━━━━━ Supplied entries

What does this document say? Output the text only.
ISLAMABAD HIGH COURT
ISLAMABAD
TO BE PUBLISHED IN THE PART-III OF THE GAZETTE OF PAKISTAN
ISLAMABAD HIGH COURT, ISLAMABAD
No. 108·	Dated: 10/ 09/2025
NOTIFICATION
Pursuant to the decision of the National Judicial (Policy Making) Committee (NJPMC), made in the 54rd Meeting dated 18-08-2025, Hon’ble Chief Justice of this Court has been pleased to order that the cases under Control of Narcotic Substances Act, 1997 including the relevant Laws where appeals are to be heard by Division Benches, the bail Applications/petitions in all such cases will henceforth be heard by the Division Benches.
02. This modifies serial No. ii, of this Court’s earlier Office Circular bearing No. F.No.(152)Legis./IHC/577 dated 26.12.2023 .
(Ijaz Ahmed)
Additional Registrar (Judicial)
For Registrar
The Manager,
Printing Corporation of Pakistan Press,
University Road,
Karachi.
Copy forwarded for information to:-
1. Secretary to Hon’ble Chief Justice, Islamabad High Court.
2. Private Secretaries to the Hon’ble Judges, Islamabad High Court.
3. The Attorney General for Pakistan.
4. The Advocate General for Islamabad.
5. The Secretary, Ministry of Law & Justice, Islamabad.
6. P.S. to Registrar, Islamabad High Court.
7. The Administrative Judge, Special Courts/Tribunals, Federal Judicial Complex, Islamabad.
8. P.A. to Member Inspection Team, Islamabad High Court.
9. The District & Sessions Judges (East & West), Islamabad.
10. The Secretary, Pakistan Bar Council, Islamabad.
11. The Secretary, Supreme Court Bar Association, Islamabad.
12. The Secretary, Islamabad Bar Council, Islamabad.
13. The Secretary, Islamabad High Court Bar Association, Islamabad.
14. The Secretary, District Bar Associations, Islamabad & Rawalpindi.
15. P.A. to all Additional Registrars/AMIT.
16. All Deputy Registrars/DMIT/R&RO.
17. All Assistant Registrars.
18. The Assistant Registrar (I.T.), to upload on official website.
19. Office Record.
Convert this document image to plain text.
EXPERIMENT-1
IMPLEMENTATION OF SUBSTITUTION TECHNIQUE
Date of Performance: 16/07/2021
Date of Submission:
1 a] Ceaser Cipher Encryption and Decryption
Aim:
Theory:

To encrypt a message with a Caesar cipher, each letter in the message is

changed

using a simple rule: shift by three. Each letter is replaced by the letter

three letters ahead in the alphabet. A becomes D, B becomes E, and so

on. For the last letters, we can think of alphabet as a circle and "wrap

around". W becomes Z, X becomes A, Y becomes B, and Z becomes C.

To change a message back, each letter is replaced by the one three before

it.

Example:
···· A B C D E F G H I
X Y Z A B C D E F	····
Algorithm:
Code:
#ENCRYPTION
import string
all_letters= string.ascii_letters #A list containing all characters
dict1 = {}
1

━━━━━━━━━━

__Short problem__. Reproduce all of the data exactly as given.

__Task solution__.
What does this document say? Output the text only.
ISLAMABAD HIGH COURT
ISLAMABAD
TO BE PUBLISHED IN THE PART-III OF THE GAZETTE OF PAKISTAN
ISLAMABAD HIGH COURT, ISLAMABAD
No. 108·	Dated: 10/ 09/2025
NOTIFICATION
Pursuant to the decision of the National Judicial (Policy Making) Committee (NJPMC), made in the 54rd Meeting dated 18-08-2025, Hon’ble Chief Justice of this Court has been pleased to order that the cases under Control of Narcotic Substances Act, 1997 including the relevant Laws where appeals are to be heard by Division Benches, the bail Applications/petitions in all such cases will henceforth be heard by the Division Benches.
02. This modifies serial No. ii, of this Court’s earlier Office Circular bearing No. F.No.(152)Legis./IHC/577 dated 26.12.2023 .
(Ijaz Ahmed)
Additional Registrar (Judicial)
For Registrar
The Manager,
Printing Corporation of Pakistan Press,
University Road,
Karachi.
Copy forwarded for information to:-
1. Secretary to Hon’ble Chief Justice, Islamabad High Court.
2. Private Secretaries to the Hon’ble Judges, Islamabad High Court.
3. The Attorney General for Pakistan.
4. The Advocate General for Islamabad.
5. The Secretary, Ministry of Law & Justice, Islamabad.
6. P.S. to Registrar, Islamabad High Court.
7. The Administrative Judge, Special Courts/Tribunals, Federal Judicial Complex, Islamabad.
8. P.A. to Member Inspection Team, Islamabad High Court.
9. The District & Sessions Judges (East & West), Islamabad.
10. The Secretary, Pakistan Bar Council, Islamabad.
11. The Secretary, Supreme Court Bar Association, Islamabad.
12. The Secretary, Islamabad Bar Council, Islamabad.
13. The Secretary, Islamabad High Court Bar Association, Islamabad.
14. The Secretary, District Bar Associations, Islamabad & Rawalpindi.
15. P.A. to all Additional Registrars/AMIT.
16. All Deputy Registrars/DMIT/R&RO.
17. All Assistant Registrars.
18. The Assistant Registrar (I.T.), to upload on official website.
19. Office Record.
Convert this document image to plain text.
EXPERIMENT-1
IMPLEMENTATION OF SUBSTITUTION TECHNIQUE
Date of Performance: 16/07/2021
Date of Submission:
1 a] Ceaser Cipher Encryption and Decryption
Aim:
Theory:

To encrypt a message with a Caesar cipher, each letter in the message is

changed

using a simple rule: shift by three. Each letter is replaced by the letter

three letters ahead in the alphabet. A becomes D, B becomes E, and so

on. For the last letters, we can think of alphabet as a circle and "wrap

around". W becomes Z, X becomes A, Y becomes B, and Z becomes C.

To change a message back, each letter is replaced by the one three before

it.

Example:
···· A B C D E F G H I
X Y Z A B C D E F	····
Algorithm:
Code:
#ENCRYPTION
import string
all_letters= string.ascii_letters #A list containing all characters
dict1 = {}
1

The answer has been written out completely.